## Task inputs
____________________
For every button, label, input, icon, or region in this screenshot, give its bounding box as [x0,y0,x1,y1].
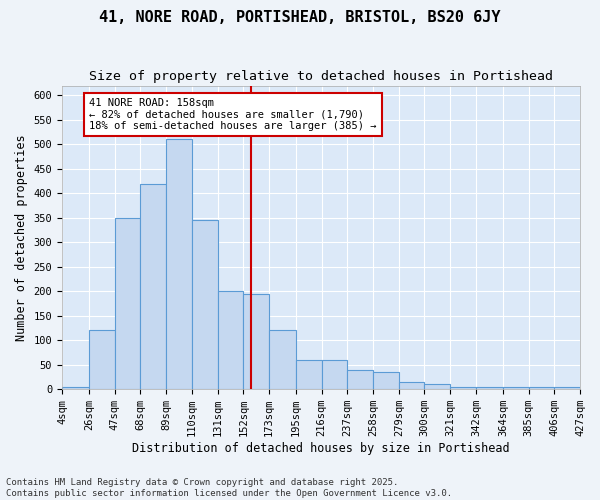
Bar [269,330,296,389]
Bar [554,387,580,389]
X-axis label: Distribution of detached houses by size in Portishead: Distribution of detached houses by size … [132,442,510,455]
Bar [503,387,529,389]
Bar [166,140,192,389]
Y-axis label: Number of detached properties: Number of detached properties [15,134,28,340]
Bar [373,372,399,389]
Bar [399,382,424,389]
Bar [89,330,115,389]
Text: 41, NORE ROAD, PORTISHEAD, BRISTOL, BS20 6JY: 41, NORE ROAD, PORTISHEAD, BRISTOL, BS20… [99,10,501,25]
Bar [192,220,218,389]
Bar [296,360,322,389]
Bar [218,292,243,389]
Bar [529,387,554,389]
Bar [243,294,269,389]
Bar [322,360,347,389]
Bar [62,387,89,389]
Bar [115,218,140,389]
Bar [347,370,373,389]
Text: Contains HM Land Registry data © Crown copyright and database right 2025.
Contai: Contains HM Land Registry data © Crown c… [6,478,452,498]
Bar [140,184,166,389]
Text: 41 NORE ROAD: 158sqm
← 82% of detached houses are smaller (1,790)
18% of semi-de: 41 NORE ROAD: 158sqm ← 82% of detached h… [89,98,376,131]
Bar [424,384,450,389]
Bar [450,387,476,389]
Title: Size of property relative to detached houses in Portishead: Size of property relative to detached ho… [89,70,553,83]
Bar [476,387,503,389]
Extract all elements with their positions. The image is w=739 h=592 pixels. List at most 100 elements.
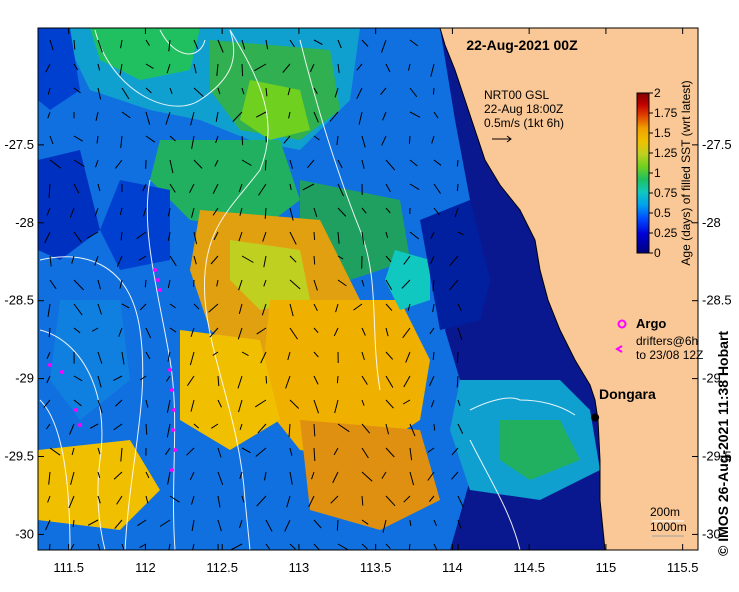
current-vector	[118, 327, 123, 337]
current-vector	[48, 471, 51, 485]
map-plot-area	[38, 28, 698, 550]
current-vector	[168, 39, 171, 52]
lon-tick-label: 111.5	[53, 560, 84, 575]
current-vector	[433, 543, 438, 550]
current-vector	[115, 399, 123, 407]
current-vector	[91, 327, 99, 332]
current-vector	[97, 351, 103, 364]
current-vector	[385, 495, 396, 507]
current-vector	[73, 63, 79, 71]
current-vector	[313, 231, 316, 240]
current-vector	[120, 231, 123, 241]
current-vector	[239, 207, 243, 216]
current-vector	[382, 111, 387, 121]
lat-tick-label: -27.5	[702, 137, 732, 152]
current-vector	[361, 159, 365, 169]
current-vector	[264, 207, 267, 219]
current-vector	[432, 279, 435, 292]
current-vector	[116, 495, 123, 505]
current-vector	[286, 495, 291, 508]
lon-tick-label: 115	[596, 560, 617, 575]
current-vector	[145, 495, 149, 504]
lat-tick-label: -30	[15, 526, 34, 541]
current-vector	[69, 207, 75, 218]
current-vector	[139, 303, 147, 311]
current-vector	[289, 471, 293, 485]
current-vector	[193, 159, 203, 169]
current-vector	[361, 399, 365, 406]
current-vector	[47, 303, 51, 317]
colorbar-tick-label: 0.5	[654, 206, 671, 220]
current-vector	[73, 159, 85, 168]
current-vector	[121, 303, 130, 309]
current-vector	[47, 87, 51, 95]
current-vector	[385, 255, 392, 263]
current-vector	[433, 423, 436, 431]
lon-tick-label: 114.5	[513, 560, 545, 575]
current-vector	[44, 231, 51, 244]
current-vector	[241, 495, 245, 503]
current-vector	[192, 543, 195, 550]
current-vector	[289, 39, 295, 48]
current-vector	[335, 303, 339, 313]
current-vector	[265, 375, 268, 384]
current-vector	[361, 543, 368, 550]
current-vector	[119, 207, 123, 216]
current-vector	[212, 207, 219, 216]
current-vector	[356, 87, 363, 100]
current-vector	[167, 279, 171, 289]
current-vector	[381, 39, 387, 53]
current-vector	[216, 279, 219, 287]
colorbar-tick-label: 1.25	[654, 146, 678, 160]
current-vector	[289, 447, 293, 456]
current-vector	[89, 423, 99, 429]
current-vector	[215, 111, 219, 122]
current-vector	[333, 327, 339, 337]
lat-tick-label: -29	[702, 371, 721, 386]
current-vector	[165, 111, 171, 125]
current-vector	[457, 399, 461, 406]
current-vector	[356, 63, 363, 71]
current-vector	[313, 111, 319, 123]
current-vector	[408, 543, 411, 550]
current-vector	[113, 471, 123, 480]
town-dot-icon	[591, 413, 600, 422]
current-vector	[289, 183, 292, 190]
credit-text: © IMOS 26-Aug-2021 11:38 Hobart	[715, 331, 731, 556]
current-vector	[115, 159, 123, 169]
current-vector	[116, 255, 123, 267]
current-vector	[336, 135, 339, 146]
current-vector	[241, 135, 244, 146]
current-vector	[337, 231, 340, 244]
current-vector	[385, 423, 389, 435]
current-vector	[48, 327, 51, 338]
current-vector	[403, 375, 411, 388]
current-vector	[237, 327, 243, 340]
current-vector	[45, 519, 51, 531]
current-vector	[382, 519, 387, 533]
current-legend-line2: 22-Aug 18:00Z	[484, 102, 563, 116]
current-vector	[145, 423, 148, 435]
current-vector	[169, 183, 176, 193]
lat-tick-label: -28.5	[702, 293, 732, 308]
current-vector	[145, 135, 156, 143]
current-vector	[168, 207, 171, 217]
land-mass	[439, 28, 698, 550]
current-vector	[217, 495, 221, 508]
current-vector	[186, 375, 195, 386]
current-vector	[167, 471, 171, 485]
current-vector	[231, 543, 243, 550]
current-vector	[288, 111, 291, 119]
current-vector	[46, 375, 51, 384]
current-vector	[217, 399, 222, 408]
current-vector	[433, 111, 439, 119]
current-vector	[216, 63, 219, 76]
current-vector	[70, 471, 75, 485]
current-vector	[119, 63, 123, 76]
current-vector	[361, 519, 369, 525]
current-vector	[429, 327, 435, 335]
current-vector	[337, 207, 347, 217]
current-vector	[191, 519, 195, 532]
current-vector	[456, 159, 459, 167]
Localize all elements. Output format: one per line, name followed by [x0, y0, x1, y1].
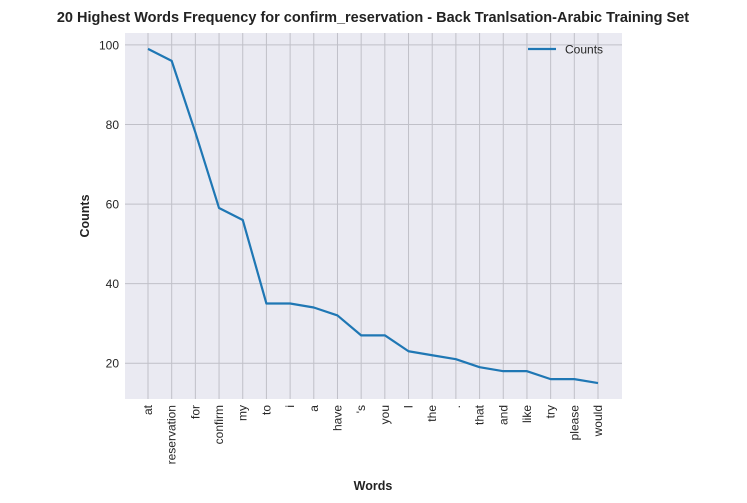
series-line-counts: [147, 47, 599, 385]
x-tick-label: to: [259, 405, 273, 415]
x-tick-label: confirm: [212, 405, 226, 444]
x-tick-label: the: [425, 405, 439, 422]
y-tick-label: 40: [106, 277, 120, 291]
x-tick-label: please: [567, 405, 581, 441]
x-tick-label: my: [236, 405, 250, 421]
x-tick-label: 's: [354, 405, 368, 413]
x-tick-label: that: [473, 404, 487, 425]
x-tick-label: try: [544, 405, 558, 418]
x-tick-label: i: [283, 405, 297, 408]
y-tick-label: 20: [106, 357, 120, 371]
x-tick-label: and: [496, 405, 510, 425]
y-tick-label: 60: [106, 198, 120, 212]
x-tick-label: .: [449, 405, 463, 408]
x-tick-label: at: [141, 404, 155, 415]
legend: Counts: [528, 43, 603, 57]
chart-title: 20 Highest Words Frequency for confirm_r…: [57, 10, 689, 26]
plot-area: [125, 33, 622, 399]
x-tick-label: would: [591, 405, 605, 437]
legend-label: Counts: [565, 43, 603, 57]
grid: [125, 33, 622, 399]
y-ticks: 20 40 60 80 100: [99, 38, 119, 370]
x-tick-label: I: [402, 405, 416, 408]
x-tick-label: like: [520, 405, 534, 423]
x-tick-label: have: [330, 405, 344, 431]
x-tick-label: reservation: [165, 405, 179, 464]
y-tick-label: 80: [106, 118, 120, 132]
x-axis-label: Words: [354, 479, 393, 493]
x-tick-label: you: [378, 405, 392, 424]
x-tick-label: a: [307, 405, 321, 412]
y-tick-label: 100: [99, 38, 119, 52]
x-tick-label: for: [188, 405, 202, 419]
y-axis-label: Counts: [78, 194, 92, 237]
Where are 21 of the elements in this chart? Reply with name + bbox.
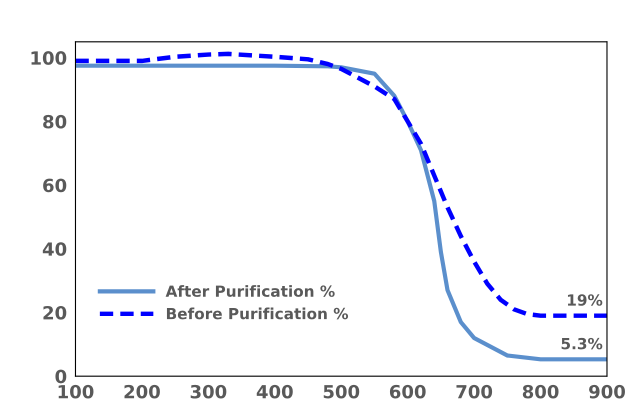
x-tick-label: 800 [522, 384, 559, 399]
line-series [75, 64, 607, 362]
y-tick-label: 20 [43, 306, 66, 320]
y-tick-label: 80 [43, 114, 66, 129]
legend-label: After Purification % [166, 285, 335, 297]
x-tick-label: 400 [256, 384, 293, 399]
x-tick-label: 300 [190, 384, 226, 399]
y-tick-label: 60 [43, 178, 66, 192]
x-tick-label: 100 [58, 384, 94, 399]
x-tick-label: 600 [390, 384, 426, 399]
y-tick-label: 0 [55, 370, 66, 384]
x-tick-label: 200 [124, 384, 160, 399]
annotation: 19% [568, 294, 602, 306]
x-tick-label: 900 [589, 384, 625, 399]
y-tick-label: 40 [42, 242, 66, 256]
line-series [75, 52, 607, 318]
x-tick-label: 700 [456, 384, 492, 399]
y-tick-label: 100 [31, 51, 66, 65]
legend-label: Before Purification % [166, 308, 348, 320]
annotation: 5.3% [562, 338, 602, 350]
x-tick-label: 500 [324, 384, 360, 399]
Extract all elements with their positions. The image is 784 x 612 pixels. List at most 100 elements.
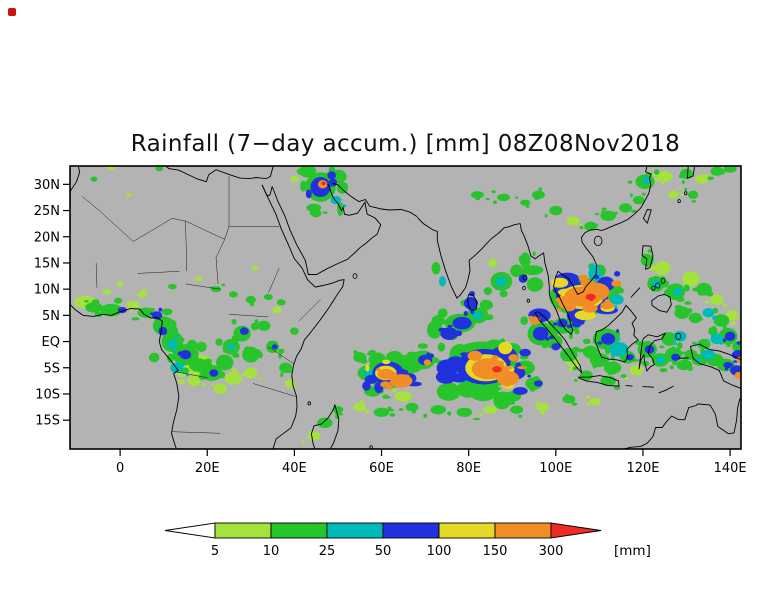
island-outline — [651, 285, 656, 291]
border-line — [185, 220, 188, 271]
coastline — [261, 184, 310, 282]
coastline — [467, 293, 478, 312]
axes-layer: 30N 25N 20N 15N 10N 5N EQ 5S 10S 15S 0 20E 40E 60E 80E… — [34, 178, 747, 476]
colorbar-segment — [438, 522, 496, 539]
coastline — [625, 385, 633, 387]
island-outline — [684, 191, 688, 196]
border-line — [133, 218, 173, 242]
colorbar-tick-label: 5 — [211, 544, 219, 559]
border-line — [176, 371, 208, 378]
border-line — [171, 431, 221, 434]
x-axis-tick-label: 0 — [116, 461, 124, 476]
coastline — [641, 245, 654, 270]
border-line — [185, 283, 221, 290]
colorbar-segment — [214, 522, 272, 539]
island-outline — [522, 285, 526, 291]
coastline — [577, 375, 620, 387]
border-line — [137, 271, 180, 274]
colorbar-segment — [494, 522, 552, 539]
colorbar-above-max-arrow — [550, 522, 602, 539]
border-line — [228, 314, 269, 318]
chart-title: Rainfall (7−day accum.) [mm] 08Z08Nov201… — [130, 131, 681, 157]
coastline — [70, 303, 180, 449]
coastline — [271, 183, 382, 275]
coastline — [165, 166, 274, 183]
island-outline — [307, 401, 311, 406]
x-axis-tick-label: 60E — [369, 461, 394, 476]
border-line — [95, 262, 98, 288]
island-outline — [352, 273, 358, 279]
coastline — [272, 279, 345, 449]
coastline — [689, 343, 741, 390]
coastline — [622, 397, 741, 449]
border-line — [185, 220, 225, 240]
x-axis-tick-label: 80E — [456, 461, 481, 476]
coastlines-layer — [70, 166, 741, 449]
coastline — [630, 287, 641, 298]
y-axis-tick-label: 5N — [42, 309, 60, 324]
y-axis-tick-label: 15S — [35, 414, 60, 429]
x-axis-tick-label: 40E — [282, 461, 307, 476]
coastline — [642, 209, 652, 225]
border-line — [171, 218, 186, 222]
coastline — [70, 166, 81, 193]
coastline — [261, 184, 273, 197]
island-outline — [675, 332, 682, 340]
colorbar-segment — [382, 522, 440, 539]
y-axis-tick-label: EQ — [42, 335, 60, 350]
y-axis-tick-label: 15N — [34, 256, 60, 271]
border-line — [268, 346, 295, 365]
colorbar-segment — [270, 522, 328, 539]
map-plot-area — [70, 166, 741, 449]
coastline — [534, 311, 583, 375]
corner-record-marker — [8, 8, 16, 16]
coastline — [651, 293, 672, 313]
colorbar: 5 10 25 50 100 150 300 [mm] — [164, 522, 651, 559]
colorbar-tick-label: 50 — [375, 544, 392, 559]
coastline — [686, 166, 696, 179]
y-axis-tick-label: 20N — [34, 230, 60, 245]
border-line — [215, 239, 225, 284]
coastline — [658, 385, 674, 394]
coastline — [594, 304, 639, 363]
coastline — [310, 403, 340, 449]
colorbar-tick-label: 25 — [319, 544, 336, 559]
y-axis-tick-label: 25N — [34, 204, 60, 219]
island-outline — [522, 274, 528, 281]
colorbar-tick-label: 100 — [427, 544, 452, 559]
coastline — [638, 332, 667, 372]
island-outline — [655, 282, 661, 289]
country-borders-layer — [82, 176, 688, 449]
colorbar-segment — [326, 522, 384, 539]
x-axis-tick-label: 20E — [195, 461, 220, 476]
coastline — [416, 166, 652, 335]
island-outline — [677, 199, 681, 204]
island-outline — [526, 298, 531, 303]
y-axis-tick-label: 30N — [34, 178, 60, 193]
colorbar-below-min-arrow — [164, 522, 216, 539]
plot-frame — [69, 165, 742, 450]
island-outline — [660, 277, 666, 284]
colorbar-unit-label: [mm] — [614, 543, 651, 559]
border-line — [99, 210, 134, 242]
border-line — [252, 383, 297, 397]
coastline — [678, 357, 689, 359]
coastline — [332, 182, 418, 218]
island-outline — [593, 235, 603, 246]
border-line — [268, 268, 280, 293]
y-axis-tick-label: 10S — [35, 387, 60, 402]
colorbar-tick-label: 300 — [539, 544, 564, 559]
y-axis-tick-label: 10N — [34, 283, 60, 298]
border-line — [298, 299, 321, 322]
border-line — [224, 226, 230, 240]
y-axis-tick-label: 5S — [43, 361, 60, 376]
coastline — [642, 386, 654, 388]
x-axis-tick-label: 120E — [626, 461, 659, 476]
x-axis-tick-label: 140E — [714, 461, 747, 476]
border-line — [82, 196, 100, 211]
colorbar-tick-label: 150 — [483, 544, 508, 559]
x-axis-tick-label: 100E — [539, 461, 572, 476]
colorbar-tick-label: 10 — [263, 544, 280, 559]
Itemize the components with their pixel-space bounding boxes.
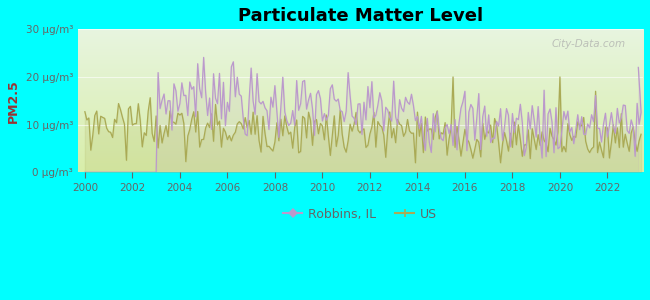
____________________
## Problem statement
Copy out the lines of the listing verbatim, beginning at the line that contains "series-line-counts: [147, 47, 599, 385]" and stopping after the line that contains "x-tick-label: would: [591, 405, 605, 437]".

## Exercise output
series-line-counts: [147, 47, 599, 385]
x-tick-label: to: [259, 405, 273, 415]
x-tick-label: confirm: [212, 405, 226, 444]
x-tick-label: the: [425, 405, 439, 422]
y-tick-label: 40: [106, 277, 120, 291]
x-tick-label: please: [567, 405, 581, 441]
x-tick-label: my: [236, 405, 250, 421]
x-tick-label: 's: [354, 405, 368, 413]
x-tick-label: that: [473, 404, 487, 425]
x-tick-label: try: [544, 405, 558, 418]
x-tick-label: i: [283, 405, 297, 408]
y-tick-label: 20: [106, 357, 120, 371]
x-tick-label: and: [496, 405, 510, 425]
y-tick-label: 60: [106, 198, 120, 212]
x-tick-label: .: [449, 405, 463, 408]
x-tick-label: at: [141, 404, 155, 415]
legend: Counts: [528, 43, 603, 57]
chart-title: 20 Highest Words Frequency for confirm_r…: [57, 10, 689, 26]
plot-area: [125, 33, 622, 399]
x-tick-label: would: [591, 405, 605, 437]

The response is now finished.